Return a copy of each line that holds the string "this".

··· Raw records

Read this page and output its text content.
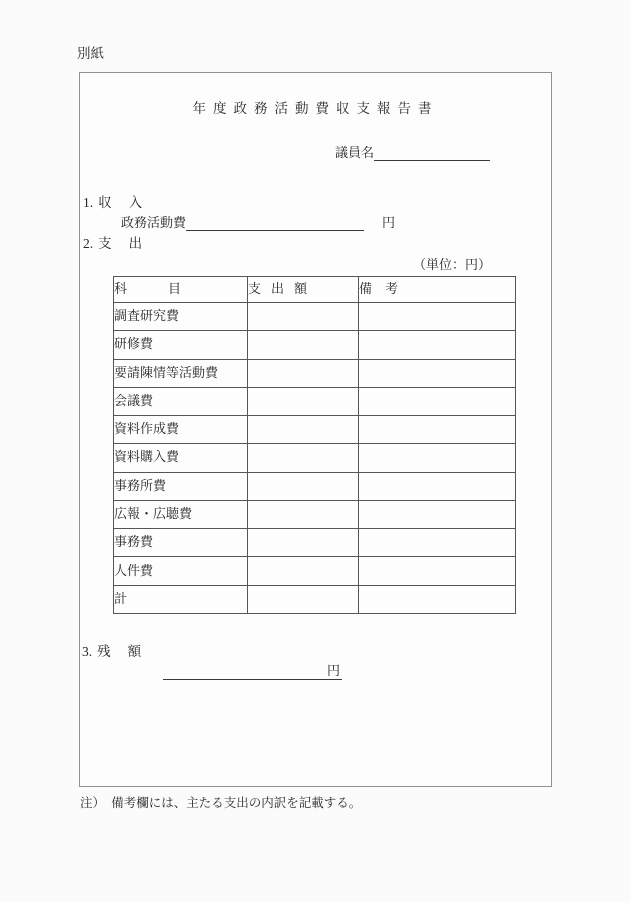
別紙
年度政務活動費収支報告書
議員名
1. 収入
政務活動費	円
2. 支出
（単位：円）
科目	支出額	備考
調査研究費		
研修費		
要請陳情等活動費		
会議費		
資料作成費		
資料購入費		
事務所費		
広報・広聴費		
事務費		
人件費		
計		
3. 残額
円
注）　備考欄には、主たる支出の内訳を記載する。
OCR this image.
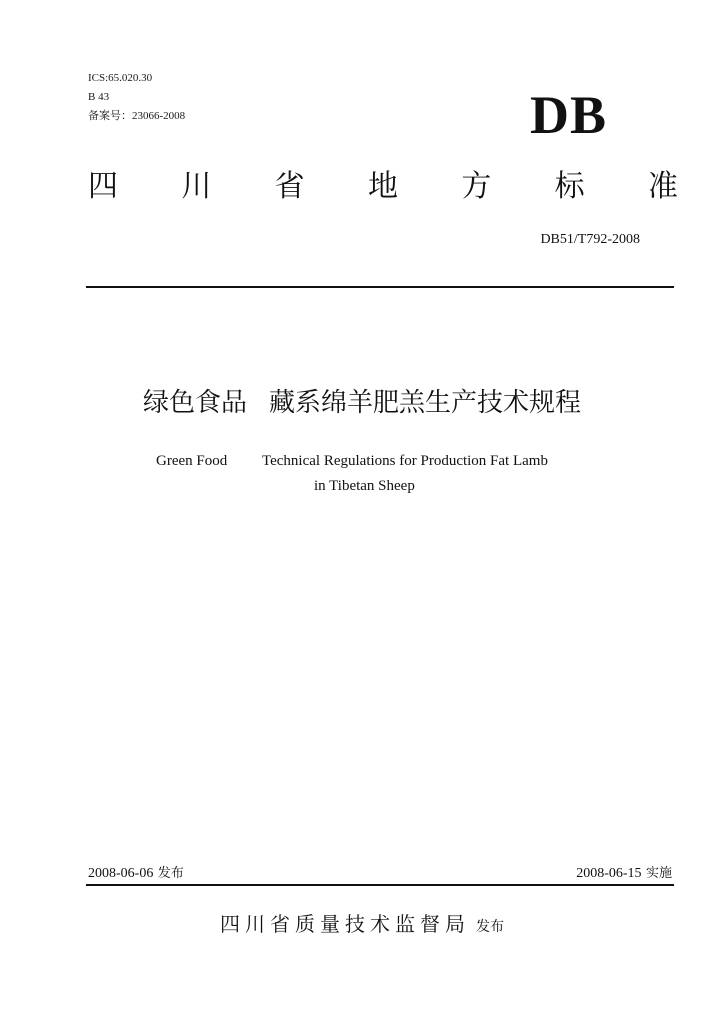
ICS:65.020.30
B 43
备案号：23066-2008	DB
四 川 省 地 方 标 准
DB51/T792-2008
绿色食品 藏系绵羊肥羔生产技术规程
Green Food Technical Regulations for Production Fat Lamb
in Tibetan Sheep
2008-06-06 发布	2008-06-15 实施
四川省质量技术监督局 发布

······

**Expected answer:**
Read this page and output its text content.
OCR this image.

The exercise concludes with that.